- _INPUT FOR THIS TASK_:
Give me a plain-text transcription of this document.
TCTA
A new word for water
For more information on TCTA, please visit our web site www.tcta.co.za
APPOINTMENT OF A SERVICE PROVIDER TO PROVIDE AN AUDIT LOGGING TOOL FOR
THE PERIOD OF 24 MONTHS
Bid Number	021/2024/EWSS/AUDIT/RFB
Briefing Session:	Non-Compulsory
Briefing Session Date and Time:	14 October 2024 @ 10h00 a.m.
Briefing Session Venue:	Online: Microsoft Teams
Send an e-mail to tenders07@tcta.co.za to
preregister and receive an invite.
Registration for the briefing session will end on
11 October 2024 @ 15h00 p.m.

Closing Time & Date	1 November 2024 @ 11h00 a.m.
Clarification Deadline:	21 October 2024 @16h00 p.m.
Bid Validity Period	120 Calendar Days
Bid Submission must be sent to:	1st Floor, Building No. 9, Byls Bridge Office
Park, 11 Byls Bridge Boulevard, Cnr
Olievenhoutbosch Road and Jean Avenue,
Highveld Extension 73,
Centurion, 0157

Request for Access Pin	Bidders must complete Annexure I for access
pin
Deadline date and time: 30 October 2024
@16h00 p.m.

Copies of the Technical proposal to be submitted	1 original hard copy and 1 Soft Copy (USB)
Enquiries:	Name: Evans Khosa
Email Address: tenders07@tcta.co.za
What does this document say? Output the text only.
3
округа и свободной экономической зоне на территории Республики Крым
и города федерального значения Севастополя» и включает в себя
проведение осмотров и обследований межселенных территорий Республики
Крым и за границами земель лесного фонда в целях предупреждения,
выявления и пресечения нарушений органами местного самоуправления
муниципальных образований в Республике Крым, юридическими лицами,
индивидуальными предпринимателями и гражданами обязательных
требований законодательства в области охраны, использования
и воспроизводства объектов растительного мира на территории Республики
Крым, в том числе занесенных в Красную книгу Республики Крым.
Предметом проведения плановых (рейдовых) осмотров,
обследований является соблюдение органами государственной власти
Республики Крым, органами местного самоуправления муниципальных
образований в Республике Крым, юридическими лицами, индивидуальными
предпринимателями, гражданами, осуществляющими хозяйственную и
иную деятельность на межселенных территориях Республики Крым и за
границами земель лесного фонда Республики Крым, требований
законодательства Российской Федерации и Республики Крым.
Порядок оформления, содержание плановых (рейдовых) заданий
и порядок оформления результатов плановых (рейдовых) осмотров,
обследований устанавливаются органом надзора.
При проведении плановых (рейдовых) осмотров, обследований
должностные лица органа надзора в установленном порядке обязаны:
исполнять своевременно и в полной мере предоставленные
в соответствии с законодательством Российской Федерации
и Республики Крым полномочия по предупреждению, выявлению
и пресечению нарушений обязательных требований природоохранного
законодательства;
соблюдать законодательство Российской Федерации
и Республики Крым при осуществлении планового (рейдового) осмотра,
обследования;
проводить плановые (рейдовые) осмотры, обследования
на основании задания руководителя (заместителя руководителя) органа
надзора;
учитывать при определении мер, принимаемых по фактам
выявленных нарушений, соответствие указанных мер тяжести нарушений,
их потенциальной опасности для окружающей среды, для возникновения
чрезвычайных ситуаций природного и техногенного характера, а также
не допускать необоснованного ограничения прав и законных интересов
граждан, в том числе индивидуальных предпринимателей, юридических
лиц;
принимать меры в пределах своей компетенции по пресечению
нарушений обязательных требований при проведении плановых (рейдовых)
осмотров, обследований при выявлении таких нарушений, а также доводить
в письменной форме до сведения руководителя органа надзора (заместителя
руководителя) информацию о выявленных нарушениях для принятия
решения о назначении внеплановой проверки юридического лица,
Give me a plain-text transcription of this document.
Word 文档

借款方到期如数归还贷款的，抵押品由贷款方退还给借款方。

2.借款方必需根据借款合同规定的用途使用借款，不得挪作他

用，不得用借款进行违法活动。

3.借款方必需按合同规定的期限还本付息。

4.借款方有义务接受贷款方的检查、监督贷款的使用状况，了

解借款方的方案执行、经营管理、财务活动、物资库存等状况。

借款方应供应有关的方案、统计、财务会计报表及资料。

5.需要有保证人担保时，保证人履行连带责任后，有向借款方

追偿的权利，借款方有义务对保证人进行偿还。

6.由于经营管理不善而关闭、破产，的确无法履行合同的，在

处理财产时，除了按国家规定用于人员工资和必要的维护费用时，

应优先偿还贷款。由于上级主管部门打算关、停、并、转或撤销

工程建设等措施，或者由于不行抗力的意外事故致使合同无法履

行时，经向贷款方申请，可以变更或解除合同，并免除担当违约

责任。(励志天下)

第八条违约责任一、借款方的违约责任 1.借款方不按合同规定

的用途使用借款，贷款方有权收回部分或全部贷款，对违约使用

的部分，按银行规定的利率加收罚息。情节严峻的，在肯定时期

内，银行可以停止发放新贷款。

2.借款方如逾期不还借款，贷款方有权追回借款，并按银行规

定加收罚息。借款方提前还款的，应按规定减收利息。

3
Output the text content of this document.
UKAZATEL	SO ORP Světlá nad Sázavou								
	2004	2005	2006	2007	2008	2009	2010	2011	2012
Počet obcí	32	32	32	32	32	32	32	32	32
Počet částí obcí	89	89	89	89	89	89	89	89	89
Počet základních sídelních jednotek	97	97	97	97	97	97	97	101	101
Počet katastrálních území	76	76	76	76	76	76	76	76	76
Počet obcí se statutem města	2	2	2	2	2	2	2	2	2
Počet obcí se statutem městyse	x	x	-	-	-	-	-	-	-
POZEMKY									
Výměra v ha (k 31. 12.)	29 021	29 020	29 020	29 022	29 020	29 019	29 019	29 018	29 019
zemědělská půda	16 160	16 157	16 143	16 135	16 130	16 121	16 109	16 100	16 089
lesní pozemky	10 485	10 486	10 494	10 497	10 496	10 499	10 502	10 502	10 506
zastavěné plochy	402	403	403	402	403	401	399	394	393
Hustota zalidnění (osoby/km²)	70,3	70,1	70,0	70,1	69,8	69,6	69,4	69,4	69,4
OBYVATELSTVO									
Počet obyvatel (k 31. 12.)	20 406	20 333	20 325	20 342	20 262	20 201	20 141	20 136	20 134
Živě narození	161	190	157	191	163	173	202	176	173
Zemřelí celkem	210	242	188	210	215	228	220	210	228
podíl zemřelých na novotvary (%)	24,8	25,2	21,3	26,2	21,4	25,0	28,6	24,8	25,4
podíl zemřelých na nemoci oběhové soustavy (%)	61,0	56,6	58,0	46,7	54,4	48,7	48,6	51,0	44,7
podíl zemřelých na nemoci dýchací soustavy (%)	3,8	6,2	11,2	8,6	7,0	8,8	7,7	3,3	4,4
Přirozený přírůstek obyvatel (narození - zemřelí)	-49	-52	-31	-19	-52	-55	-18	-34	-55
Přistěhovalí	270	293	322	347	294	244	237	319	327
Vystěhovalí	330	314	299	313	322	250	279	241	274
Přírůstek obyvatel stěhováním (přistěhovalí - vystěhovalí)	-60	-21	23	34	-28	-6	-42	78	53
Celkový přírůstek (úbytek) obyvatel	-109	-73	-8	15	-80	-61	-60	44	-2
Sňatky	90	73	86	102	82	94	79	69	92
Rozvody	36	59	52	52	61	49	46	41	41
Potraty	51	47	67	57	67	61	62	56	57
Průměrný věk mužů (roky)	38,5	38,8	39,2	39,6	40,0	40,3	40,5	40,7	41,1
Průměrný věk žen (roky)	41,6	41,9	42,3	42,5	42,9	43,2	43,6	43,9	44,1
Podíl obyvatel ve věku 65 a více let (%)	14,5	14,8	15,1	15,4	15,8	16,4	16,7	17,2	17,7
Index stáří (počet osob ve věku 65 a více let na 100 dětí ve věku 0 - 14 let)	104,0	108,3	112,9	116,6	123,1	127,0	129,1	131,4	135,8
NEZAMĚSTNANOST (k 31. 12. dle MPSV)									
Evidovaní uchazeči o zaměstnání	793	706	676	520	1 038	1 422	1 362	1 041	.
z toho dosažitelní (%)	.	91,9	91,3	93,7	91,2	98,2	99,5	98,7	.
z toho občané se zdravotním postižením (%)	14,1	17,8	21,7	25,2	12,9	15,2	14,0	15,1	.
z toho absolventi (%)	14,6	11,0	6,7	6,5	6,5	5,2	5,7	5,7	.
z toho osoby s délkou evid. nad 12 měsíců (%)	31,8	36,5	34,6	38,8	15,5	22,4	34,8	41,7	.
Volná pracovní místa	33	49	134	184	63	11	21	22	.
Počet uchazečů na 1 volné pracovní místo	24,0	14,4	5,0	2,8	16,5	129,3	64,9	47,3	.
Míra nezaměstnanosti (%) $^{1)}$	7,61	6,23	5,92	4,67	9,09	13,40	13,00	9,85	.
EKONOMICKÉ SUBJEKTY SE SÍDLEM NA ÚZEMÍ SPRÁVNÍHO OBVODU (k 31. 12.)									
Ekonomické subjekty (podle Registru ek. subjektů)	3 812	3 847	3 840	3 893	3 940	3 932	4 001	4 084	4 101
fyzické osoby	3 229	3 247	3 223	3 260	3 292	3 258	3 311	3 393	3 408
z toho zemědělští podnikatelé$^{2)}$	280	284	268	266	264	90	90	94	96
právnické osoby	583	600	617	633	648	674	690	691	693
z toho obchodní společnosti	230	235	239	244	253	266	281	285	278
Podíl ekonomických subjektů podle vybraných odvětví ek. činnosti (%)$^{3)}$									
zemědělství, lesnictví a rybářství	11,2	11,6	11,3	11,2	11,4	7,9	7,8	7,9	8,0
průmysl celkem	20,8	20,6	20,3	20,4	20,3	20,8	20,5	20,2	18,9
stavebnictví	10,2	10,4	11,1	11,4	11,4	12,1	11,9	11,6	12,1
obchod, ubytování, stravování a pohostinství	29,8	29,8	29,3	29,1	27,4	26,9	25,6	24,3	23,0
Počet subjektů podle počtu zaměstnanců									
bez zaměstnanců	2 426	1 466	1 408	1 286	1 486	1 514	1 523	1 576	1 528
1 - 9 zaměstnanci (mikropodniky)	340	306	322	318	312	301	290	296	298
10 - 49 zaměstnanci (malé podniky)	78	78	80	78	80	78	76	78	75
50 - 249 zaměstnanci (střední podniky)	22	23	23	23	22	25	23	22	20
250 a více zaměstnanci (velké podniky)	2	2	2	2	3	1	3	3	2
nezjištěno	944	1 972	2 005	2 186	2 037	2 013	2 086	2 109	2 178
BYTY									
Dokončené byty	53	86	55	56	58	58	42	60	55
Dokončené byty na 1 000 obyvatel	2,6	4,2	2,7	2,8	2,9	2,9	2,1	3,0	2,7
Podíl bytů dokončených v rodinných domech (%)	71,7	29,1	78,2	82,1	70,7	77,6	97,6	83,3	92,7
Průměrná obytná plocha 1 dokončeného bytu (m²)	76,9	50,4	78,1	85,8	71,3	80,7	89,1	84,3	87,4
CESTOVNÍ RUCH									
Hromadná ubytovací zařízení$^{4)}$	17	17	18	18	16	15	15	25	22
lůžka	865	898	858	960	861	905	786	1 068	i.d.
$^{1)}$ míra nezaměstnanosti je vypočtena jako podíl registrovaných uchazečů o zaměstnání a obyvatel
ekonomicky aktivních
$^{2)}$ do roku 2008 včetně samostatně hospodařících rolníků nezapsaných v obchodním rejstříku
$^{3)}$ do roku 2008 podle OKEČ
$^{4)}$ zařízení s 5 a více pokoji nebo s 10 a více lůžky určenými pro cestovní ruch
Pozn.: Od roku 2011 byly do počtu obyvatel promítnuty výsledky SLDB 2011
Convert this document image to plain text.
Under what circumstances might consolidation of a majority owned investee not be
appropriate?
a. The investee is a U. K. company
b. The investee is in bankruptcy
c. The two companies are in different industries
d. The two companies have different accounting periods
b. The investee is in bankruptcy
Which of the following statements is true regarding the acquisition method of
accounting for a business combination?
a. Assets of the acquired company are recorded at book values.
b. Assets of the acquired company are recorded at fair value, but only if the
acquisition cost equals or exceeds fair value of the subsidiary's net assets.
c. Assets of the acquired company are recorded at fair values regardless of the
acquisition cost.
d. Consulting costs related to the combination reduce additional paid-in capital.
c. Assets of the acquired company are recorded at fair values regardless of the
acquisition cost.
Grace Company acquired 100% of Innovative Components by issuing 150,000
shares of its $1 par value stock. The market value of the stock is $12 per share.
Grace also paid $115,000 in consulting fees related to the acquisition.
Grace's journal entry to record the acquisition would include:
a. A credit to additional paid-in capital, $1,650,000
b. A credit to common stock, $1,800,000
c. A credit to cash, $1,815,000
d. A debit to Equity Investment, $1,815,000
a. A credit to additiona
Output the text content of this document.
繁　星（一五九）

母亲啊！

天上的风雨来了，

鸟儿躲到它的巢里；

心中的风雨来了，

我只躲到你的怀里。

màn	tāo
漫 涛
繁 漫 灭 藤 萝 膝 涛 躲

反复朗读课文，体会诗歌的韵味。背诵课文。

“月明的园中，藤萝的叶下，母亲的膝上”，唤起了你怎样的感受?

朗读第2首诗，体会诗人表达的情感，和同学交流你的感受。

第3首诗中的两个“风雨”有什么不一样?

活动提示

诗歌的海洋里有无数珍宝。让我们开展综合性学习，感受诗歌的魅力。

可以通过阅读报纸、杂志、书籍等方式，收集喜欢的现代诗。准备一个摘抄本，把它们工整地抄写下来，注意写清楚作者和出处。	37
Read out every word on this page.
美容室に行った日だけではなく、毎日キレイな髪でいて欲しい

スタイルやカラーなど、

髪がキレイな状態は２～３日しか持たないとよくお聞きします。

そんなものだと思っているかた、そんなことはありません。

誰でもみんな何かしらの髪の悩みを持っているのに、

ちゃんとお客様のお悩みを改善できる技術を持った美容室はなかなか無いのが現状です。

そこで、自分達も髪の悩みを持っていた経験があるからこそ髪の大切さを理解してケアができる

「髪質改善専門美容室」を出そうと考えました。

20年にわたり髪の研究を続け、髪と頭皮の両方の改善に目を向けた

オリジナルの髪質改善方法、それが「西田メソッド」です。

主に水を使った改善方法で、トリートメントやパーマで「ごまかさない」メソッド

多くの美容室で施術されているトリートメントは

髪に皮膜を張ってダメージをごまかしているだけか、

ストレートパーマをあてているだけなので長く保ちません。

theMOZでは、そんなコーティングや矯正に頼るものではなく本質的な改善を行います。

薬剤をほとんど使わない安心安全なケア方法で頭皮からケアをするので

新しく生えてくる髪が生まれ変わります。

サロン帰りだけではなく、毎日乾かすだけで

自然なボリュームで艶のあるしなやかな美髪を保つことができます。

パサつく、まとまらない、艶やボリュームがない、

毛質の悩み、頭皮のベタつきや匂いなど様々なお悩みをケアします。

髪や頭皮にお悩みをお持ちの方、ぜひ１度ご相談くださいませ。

- _THE TASK_: Filter the records above for lines containing the word "additional", and copy those lines.

- _FINISHED EXERCISE_:
d. Consulting costs related to the combination reduce additional paid-in capital.
a. A credit to additional paid-in capital, $1,650,000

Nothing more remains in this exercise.